##### Extracted material #####

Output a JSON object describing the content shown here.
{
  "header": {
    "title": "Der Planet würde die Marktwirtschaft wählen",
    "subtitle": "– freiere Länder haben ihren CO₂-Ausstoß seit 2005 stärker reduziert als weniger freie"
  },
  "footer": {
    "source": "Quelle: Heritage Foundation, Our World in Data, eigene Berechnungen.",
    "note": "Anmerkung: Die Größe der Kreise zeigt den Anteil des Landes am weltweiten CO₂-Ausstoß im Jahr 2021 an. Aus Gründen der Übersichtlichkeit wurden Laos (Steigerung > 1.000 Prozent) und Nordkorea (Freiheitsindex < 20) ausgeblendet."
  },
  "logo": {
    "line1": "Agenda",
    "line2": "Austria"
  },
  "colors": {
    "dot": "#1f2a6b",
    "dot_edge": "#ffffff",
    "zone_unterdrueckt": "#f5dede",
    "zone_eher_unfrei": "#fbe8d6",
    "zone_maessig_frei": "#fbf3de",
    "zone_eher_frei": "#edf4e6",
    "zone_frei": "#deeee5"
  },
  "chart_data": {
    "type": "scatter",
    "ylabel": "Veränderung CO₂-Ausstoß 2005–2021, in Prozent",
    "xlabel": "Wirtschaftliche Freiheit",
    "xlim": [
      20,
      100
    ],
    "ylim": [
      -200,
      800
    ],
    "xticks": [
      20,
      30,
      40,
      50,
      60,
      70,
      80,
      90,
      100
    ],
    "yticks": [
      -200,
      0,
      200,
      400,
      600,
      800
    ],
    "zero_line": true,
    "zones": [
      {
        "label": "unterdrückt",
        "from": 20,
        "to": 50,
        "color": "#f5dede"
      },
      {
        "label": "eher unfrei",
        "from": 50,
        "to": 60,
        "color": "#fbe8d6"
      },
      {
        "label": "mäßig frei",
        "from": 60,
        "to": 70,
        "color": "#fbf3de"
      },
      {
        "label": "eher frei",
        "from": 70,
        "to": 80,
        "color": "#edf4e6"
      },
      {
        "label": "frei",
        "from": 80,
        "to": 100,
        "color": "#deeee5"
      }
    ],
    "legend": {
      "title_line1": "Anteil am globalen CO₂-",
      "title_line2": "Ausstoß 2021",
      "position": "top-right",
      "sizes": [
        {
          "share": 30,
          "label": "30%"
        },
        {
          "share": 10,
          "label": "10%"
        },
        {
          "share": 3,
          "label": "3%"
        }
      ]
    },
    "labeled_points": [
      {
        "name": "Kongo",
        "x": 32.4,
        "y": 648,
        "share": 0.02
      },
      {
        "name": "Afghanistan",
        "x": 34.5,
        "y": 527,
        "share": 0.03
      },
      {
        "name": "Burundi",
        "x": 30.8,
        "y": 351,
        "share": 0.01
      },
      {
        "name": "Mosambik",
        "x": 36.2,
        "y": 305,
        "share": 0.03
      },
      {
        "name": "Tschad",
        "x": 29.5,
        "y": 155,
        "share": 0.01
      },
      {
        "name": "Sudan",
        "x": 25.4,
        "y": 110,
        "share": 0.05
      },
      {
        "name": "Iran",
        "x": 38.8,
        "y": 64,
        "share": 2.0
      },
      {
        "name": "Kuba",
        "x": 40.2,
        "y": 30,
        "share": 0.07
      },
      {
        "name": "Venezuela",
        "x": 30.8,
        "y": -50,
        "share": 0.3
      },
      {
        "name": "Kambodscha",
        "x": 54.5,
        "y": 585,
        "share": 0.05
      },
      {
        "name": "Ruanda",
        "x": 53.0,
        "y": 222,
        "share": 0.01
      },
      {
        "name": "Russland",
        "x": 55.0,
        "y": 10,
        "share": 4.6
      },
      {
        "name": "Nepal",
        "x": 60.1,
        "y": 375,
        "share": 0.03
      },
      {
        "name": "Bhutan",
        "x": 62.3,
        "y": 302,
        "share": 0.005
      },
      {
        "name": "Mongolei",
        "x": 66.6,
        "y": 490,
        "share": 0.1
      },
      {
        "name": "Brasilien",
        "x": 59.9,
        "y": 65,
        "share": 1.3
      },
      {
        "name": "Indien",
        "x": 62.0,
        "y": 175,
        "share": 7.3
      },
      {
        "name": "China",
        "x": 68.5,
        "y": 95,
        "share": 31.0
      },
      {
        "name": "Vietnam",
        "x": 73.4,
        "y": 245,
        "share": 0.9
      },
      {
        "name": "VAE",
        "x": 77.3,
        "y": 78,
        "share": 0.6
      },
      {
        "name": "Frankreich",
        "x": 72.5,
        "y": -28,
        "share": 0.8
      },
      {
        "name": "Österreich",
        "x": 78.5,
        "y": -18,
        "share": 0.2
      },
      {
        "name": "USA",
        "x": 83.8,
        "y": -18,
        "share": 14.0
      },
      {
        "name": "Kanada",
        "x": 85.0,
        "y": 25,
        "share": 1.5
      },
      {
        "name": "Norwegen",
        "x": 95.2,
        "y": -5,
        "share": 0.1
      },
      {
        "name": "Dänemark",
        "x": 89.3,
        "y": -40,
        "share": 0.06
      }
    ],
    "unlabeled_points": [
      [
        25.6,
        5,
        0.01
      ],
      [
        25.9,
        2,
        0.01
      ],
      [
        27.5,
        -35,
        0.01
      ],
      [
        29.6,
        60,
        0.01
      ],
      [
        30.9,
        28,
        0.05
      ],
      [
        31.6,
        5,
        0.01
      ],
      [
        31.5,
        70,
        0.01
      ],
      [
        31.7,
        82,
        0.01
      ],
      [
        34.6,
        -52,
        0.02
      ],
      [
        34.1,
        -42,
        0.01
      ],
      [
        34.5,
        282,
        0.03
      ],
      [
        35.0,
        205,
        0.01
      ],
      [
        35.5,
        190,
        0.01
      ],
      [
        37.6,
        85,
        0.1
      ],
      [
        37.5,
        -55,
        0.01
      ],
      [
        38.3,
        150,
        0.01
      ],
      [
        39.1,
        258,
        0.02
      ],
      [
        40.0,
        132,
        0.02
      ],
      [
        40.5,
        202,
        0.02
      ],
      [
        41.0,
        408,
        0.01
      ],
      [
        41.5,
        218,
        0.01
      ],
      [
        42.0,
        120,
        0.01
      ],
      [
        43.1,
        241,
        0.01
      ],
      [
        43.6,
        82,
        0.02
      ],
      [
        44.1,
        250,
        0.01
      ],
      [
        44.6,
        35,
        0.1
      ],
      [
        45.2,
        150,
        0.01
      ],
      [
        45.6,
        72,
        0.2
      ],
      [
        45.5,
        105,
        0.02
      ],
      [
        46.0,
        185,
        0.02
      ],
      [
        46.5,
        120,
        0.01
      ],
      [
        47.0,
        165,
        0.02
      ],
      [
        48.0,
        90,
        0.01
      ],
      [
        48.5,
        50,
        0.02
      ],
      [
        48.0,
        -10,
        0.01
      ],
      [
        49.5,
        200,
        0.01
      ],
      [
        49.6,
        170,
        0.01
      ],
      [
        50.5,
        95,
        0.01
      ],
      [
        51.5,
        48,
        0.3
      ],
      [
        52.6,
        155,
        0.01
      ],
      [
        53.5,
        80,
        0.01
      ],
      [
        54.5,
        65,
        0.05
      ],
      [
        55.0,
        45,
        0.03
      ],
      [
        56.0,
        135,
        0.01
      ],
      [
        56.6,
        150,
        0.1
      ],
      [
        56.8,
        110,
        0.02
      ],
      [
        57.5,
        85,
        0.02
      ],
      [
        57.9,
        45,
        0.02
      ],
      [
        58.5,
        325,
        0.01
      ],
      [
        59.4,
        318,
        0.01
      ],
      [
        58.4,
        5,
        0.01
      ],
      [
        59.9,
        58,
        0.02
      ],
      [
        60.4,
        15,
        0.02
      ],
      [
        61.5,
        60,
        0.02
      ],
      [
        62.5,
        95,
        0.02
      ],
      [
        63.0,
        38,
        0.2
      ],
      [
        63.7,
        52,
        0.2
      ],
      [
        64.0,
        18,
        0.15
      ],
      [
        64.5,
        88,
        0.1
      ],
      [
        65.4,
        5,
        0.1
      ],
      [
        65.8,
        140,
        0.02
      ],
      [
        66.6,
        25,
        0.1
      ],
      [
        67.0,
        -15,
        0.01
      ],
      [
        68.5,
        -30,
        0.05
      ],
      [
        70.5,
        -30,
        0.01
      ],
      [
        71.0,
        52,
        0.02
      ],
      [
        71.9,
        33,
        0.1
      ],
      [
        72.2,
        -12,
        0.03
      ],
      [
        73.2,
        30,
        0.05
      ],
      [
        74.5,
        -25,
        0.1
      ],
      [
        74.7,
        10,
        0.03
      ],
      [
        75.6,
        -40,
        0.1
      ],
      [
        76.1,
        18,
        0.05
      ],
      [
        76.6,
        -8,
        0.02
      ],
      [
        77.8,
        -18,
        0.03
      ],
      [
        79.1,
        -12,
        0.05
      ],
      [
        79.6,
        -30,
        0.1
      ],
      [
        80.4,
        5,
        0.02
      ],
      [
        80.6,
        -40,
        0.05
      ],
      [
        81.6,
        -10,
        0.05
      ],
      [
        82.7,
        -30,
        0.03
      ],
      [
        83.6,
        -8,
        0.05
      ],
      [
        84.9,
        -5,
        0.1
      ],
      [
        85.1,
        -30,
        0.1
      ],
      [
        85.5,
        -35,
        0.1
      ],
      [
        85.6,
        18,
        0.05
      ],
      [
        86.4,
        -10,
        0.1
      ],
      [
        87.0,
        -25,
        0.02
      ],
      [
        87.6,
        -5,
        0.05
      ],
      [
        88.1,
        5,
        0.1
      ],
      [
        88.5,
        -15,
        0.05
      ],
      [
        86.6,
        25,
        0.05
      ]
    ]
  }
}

#####

Task -
In the listing above, find the lines holding the word "Prozent" and copy them.

Exercise solution -
    "note": "Anmerkung: Die Größe der Kreise zeigt den Anteil des Landes am weltweiten CO₂-Ausstoß im Jahr 2021 an. Aus Gründen der Übersichtlichkeit wurden Laos (Steigerung > 1.000 Prozent) und Nordkorea (Freiheitsindex < 20) ausgeblendet."
    "ylabel": "Veränderung CO₂-Ausstoß 2005–2021, in Prozent",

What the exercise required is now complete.